■ Job
Return the listing below unchanged, minus its pictures.

■ Given information
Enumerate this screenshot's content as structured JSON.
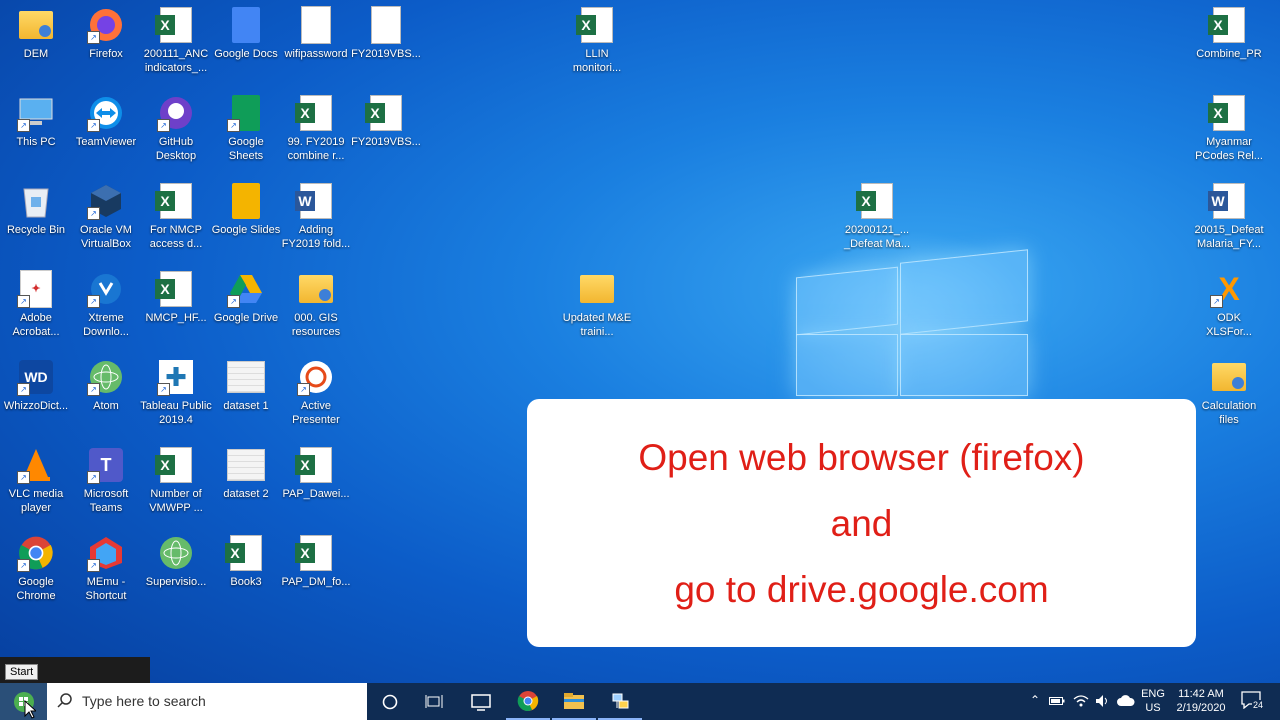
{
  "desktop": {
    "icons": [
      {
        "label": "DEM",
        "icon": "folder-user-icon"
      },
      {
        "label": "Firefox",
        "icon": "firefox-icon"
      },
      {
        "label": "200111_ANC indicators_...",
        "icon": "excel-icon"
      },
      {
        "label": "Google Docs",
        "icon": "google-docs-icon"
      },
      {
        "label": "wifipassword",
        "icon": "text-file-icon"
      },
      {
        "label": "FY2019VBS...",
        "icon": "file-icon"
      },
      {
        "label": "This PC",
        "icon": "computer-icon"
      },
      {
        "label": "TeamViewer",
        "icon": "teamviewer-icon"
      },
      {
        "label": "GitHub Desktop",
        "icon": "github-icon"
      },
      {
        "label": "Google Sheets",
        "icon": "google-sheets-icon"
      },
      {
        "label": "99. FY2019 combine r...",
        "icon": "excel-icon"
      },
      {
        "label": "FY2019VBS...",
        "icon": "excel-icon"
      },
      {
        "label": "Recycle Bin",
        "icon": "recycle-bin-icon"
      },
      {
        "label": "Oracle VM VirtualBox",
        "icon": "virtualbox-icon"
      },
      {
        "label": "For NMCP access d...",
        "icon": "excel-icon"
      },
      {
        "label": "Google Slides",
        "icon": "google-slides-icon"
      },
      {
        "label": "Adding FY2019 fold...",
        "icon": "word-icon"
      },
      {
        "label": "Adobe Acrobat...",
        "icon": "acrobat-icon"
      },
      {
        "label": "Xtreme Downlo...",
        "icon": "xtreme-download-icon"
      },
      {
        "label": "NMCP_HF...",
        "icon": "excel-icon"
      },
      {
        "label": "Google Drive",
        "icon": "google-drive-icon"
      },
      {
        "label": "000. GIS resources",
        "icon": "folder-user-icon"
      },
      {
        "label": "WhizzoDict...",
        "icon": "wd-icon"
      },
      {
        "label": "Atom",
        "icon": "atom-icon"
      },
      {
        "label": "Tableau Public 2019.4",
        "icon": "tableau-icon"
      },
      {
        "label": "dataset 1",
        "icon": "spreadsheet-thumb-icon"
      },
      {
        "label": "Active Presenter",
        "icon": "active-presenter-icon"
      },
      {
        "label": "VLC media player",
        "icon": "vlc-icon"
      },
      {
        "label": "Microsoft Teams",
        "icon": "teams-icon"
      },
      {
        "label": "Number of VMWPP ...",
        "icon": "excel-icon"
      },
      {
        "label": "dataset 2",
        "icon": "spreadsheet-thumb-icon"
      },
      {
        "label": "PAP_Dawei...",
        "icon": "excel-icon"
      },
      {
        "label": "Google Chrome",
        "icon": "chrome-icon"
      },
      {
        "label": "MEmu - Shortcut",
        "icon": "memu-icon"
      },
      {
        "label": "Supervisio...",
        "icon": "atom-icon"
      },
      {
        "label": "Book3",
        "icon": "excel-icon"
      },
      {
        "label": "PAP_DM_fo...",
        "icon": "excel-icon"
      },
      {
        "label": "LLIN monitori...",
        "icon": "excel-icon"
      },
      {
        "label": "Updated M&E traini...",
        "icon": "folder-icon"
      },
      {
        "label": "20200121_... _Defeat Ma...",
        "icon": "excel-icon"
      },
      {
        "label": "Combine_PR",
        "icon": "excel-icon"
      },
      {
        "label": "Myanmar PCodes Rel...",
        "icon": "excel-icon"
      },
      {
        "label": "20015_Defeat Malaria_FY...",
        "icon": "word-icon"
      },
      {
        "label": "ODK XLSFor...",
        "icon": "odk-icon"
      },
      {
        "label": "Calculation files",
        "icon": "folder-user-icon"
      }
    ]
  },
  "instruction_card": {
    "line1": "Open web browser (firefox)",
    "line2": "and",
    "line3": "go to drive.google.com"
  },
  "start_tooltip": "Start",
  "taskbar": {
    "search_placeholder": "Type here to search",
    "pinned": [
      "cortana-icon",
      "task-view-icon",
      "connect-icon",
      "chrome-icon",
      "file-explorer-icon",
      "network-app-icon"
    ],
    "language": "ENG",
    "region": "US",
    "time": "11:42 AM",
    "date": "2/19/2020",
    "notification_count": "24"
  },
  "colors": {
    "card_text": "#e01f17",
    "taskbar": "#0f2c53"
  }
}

■ Reply
Enumerate this screenshot's content as structured JSON.
{
  "desktop": {
    "icons": [
      {
        "label": "DEM",
        "icon": "folder-user-icon"
      },
      {
        "label": "Firefox",
        "icon": "firefox-icon"
      },
      {
        "label": "200111_ANC indicators_...",
        "icon": "excel-icon"
      },
      {
        "label": "Google Docs",
        "icon": "google-docs-icon"
      },
      {
        "label": "wifipassword",
        "icon": "text-file-icon"
      },
      {
        "label": "FY2019VBS...",
        "icon": "file-icon"
      },
      {
        "label": "This PC",
        "icon": "computer-icon"
      },
      {
        "label": "TeamViewer",
        "icon": "teamviewer-icon"
      },
      {
        "label": "GitHub Desktop",
        "icon": "github-icon"
      },
      {
        "label": "Google Sheets",
        "icon": "google-sheets-icon"
      },
      {
        "label": "99. FY2019 combine r...",
        "icon": "excel-icon"
      },
      {
        "label": "FY2019VBS...",
        "icon": "excel-icon"
      },
      {
        "label": "Recycle Bin",
        "icon": "recycle-bin-icon"
      },
      {
        "label": "Oracle VM VirtualBox",
        "icon": "virtualbox-icon"
      },
      {
        "label": "For NMCP access d...",
        "icon": "excel-icon"
      },
      {
        "label": "Google Slides",
        "icon": "google-slides-icon"
      },
      {
        "label": "Adding FY2019 fold...",
        "icon": "word-icon"
      },
      {
        "label": "Adobe Acrobat...",
        "icon": "acrobat-icon"
      },
      {
        "label": "Xtreme Downlo...",
        "icon": "xtreme-download-icon"
      },
      {
        "label": "NMCP_HF...",
        "icon": "excel-icon"
      },
      {
        "label": "Google Drive",
        "icon": "google-drive-icon"
      },
      {
        "label": "000. GIS resources",
        "icon": "folder-user-icon"
      },
      {
        "label": "WhizzoDict...",
        "icon": "wd-icon"
      },
      {
        "label": "Atom",
        "icon": "atom-icon"
      },
      {
        "label": "Tableau Public 2019.4",
        "icon": "tableau-icon"
      },
      {
        "label": "dataset 1",
        "icon": "spreadsheet-thumb-icon"
      },
      {
        "label": "Active Presenter",
        "icon": "active-presenter-icon"
      },
      {
        "label": "VLC media player",
        "icon": "vlc-icon"
      },
      {
        "label": "Microsoft Teams",
        "icon": "teams-icon"
      },
      {
        "label": "Number of VMWPP ...",
        "icon": "excel-icon"
      },
      {
        "label": "dataset 2",
        "icon": "spreadsheet-thumb-icon"
      },
      {
        "label": "PAP_Dawei...",
        "icon": "excel-icon"
      },
      {
        "label": "Google Chrome",
        "icon": "chrome-icon"
      },
      {
        "label": "MEmu - Shortcut",
        "icon": "memu-icon"
      },
      {
        "label": "Supervisio...",
        "icon": "atom-icon"
      },
      {
        "label": "Book3",
        "icon": "excel-icon"
      },
      {
        "label": "PAP_DM_fo...",
        "icon": "excel-icon"
      },
      {
        "label": "LLIN monitori...",
        "icon": "excel-icon"
      },
      {
        "label": "Updated M&E traini...",
        "icon": "folder-icon"
      },
      {
        "label": "20200121_... _Defeat Ma...",
        "icon": "excel-icon"
      },
      {
        "label": "Combine_PR",
        "icon": "excel-icon"
      },
      {
        "label": "Myanmar PCodes Rel...",
        "icon": "excel-icon"
      },
      {
        "label": "20015_Defeat Malaria_FY...",
        "icon": "word-icon"
      },
      {
        "label": "ODK XLSFor...",
        "icon": "odk-icon"
      },
      {
        "label": "Calculation files",
        "icon": "folder-user-icon"
      }
    ]
  },
  "instruction_card": {
    "line1": "Open web browser (firefox)",
    "line2": "and",
    "line3": "go to drive.google.com"
  },
  "start_tooltip": "Start",
  "taskbar": {
    "search_placeholder": "Type here to search",
    "pinned": [
      "cortana-icon",
      "task-view-icon",
      "connect-icon",
      "chrome-icon",
      "file-explorer-icon",
      "network-app-icon"
    ],
    "language": "ENG",
    "region": "US",
    "time": "11:42 AM",
    "date": "2/19/2020",
    "notification_count": "24"
  },
  "colors": {
    "card_text": "#e01f17",
    "taskbar": "#0f2c53"
  }
}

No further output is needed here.